## START AVAILABLE RECORDS
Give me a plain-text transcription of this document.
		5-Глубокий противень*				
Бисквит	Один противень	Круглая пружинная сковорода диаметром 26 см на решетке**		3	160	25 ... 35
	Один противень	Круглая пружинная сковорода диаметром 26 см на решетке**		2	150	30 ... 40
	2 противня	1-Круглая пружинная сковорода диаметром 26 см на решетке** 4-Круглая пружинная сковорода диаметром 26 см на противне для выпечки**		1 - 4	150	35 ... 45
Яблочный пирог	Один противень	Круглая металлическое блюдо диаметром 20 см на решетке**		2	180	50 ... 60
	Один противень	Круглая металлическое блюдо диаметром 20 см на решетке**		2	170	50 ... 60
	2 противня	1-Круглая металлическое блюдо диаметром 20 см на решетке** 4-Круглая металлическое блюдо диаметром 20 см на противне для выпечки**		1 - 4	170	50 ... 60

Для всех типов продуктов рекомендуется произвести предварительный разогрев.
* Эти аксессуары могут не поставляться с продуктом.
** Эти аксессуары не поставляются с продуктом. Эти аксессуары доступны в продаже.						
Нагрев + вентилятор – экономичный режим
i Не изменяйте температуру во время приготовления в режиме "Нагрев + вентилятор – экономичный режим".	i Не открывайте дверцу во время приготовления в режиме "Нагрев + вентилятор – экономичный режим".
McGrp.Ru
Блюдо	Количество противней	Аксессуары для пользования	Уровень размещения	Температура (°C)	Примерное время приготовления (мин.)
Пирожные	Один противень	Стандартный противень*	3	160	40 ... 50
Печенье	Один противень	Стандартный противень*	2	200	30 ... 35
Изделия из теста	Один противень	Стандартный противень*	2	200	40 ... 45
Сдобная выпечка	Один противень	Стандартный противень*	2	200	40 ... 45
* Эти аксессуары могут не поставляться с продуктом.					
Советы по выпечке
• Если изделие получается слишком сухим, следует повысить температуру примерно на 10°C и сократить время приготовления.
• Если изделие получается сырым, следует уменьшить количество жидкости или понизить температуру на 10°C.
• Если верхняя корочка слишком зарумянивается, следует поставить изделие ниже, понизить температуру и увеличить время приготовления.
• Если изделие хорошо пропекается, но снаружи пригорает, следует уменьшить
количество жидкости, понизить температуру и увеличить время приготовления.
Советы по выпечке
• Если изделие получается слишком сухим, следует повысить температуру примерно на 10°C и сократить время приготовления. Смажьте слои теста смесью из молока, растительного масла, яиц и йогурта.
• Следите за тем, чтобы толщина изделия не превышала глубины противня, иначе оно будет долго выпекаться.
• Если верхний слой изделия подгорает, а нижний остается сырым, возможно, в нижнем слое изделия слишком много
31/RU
## END AVAILABLE RECORDS
EXERCISE GOAL:
Exactly reproduce every line of the records.

WRITTEN SOLUTION:
Give me a plain-text transcription of this document.
		5-Глубокий противень*				
Бисквит	Один противень	Круглая пружинная сковорода диаметром 26 см на решетке**		3	160	25 ... 35
	Один противень	Круглая пружинная сковорода диаметром 26 см на решетке**		2	150	30 ... 40
	2 противня	1-Круглая пружинная сковорода диаметром 26 см на решетке** 4-Круглая пружинная сковорода диаметром 26 см на противне для выпечки**		1 - 4	150	35 ... 45
Яблочный пирог	Один противень	Круглая металлическое блюдо диаметром 20 см на решетке**		2	180	50 ... 60
	Один противень	Круглая металлическое блюдо диаметром 20 см на решетке**		2	170	50 ... 60
	2 противня	1-Круглая металлическое блюдо диаметром 20 см на решетке** 4-Круглая металлическое блюдо диаметром 20 см на противне для выпечки**		1 - 4	170	50 ... 60

Для всех типов продуктов рекомендуется произвести предварительный разогрев.
* Эти аксессуары могут не поставляться с продуктом.
** Эти аксессуары не поставляются с продуктом. Эти аксессуары доступны в продаже.						
Нагрев + вентилятор – экономичный режим
i Не изменяйте температуру во время приготовления в режиме "Нагрев + вентилятор – экономичный режим".	i Не открывайте дверцу во время приготовления в режиме "Нагрев + вентилятор – экономичный режим".
McGrp.Ru
Блюдо	Количество противней	Аксессуары для пользования	Уровень размещения	Температура (°C)	Примерное время приготовления (мин.)
Пирожные	Один противень	Стандартный противень*	3	160	40 ... 50
Печенье	Один противень	Стандартный противень*	2	200	30 ... 35
Изделия из теста	Один противень	Стандартный противень*	2	200	40 ... 45
Сдобная выпечка	Один противень	Стандартный противень*	2	200	40 ... 45
* Эти аксессуары могут не поставляться с продуктом.					
Советы по выпечке
• Если изделие получается слишком сухим, следует повысить температуру примерно на 10°C и сократить время приготовления.
• Если изделие получается сырым, следует уменьшить количество жидкости или понизить температуру на 10°C.
• Если верхняя корочка слишком зарумянивается, следует поставить изделие ниже, понизить температуру и увеличить время приготовления.
• Если изделие хорошо пропекается, но снаружи пригорает, следует уменьшить
количество жидкости, понизить температуру и увеличить время приготовления.
Советы по выпечке
• Если изделие получается слишком сухим, следует повысить температуру примерно на 10°C и сократить время приготовления. Смажьте слои теста смесью из молока, растительного масла, яиц и йогурта.
• Следите за тем, чтобы толщина изделия не превышала глубины противня, иначе оно будет долго выпекаться.
• Если верхний слой изделия подгорает, а нижний остается сырым, возможно, в нижнем слое изделия слишком много
31/RU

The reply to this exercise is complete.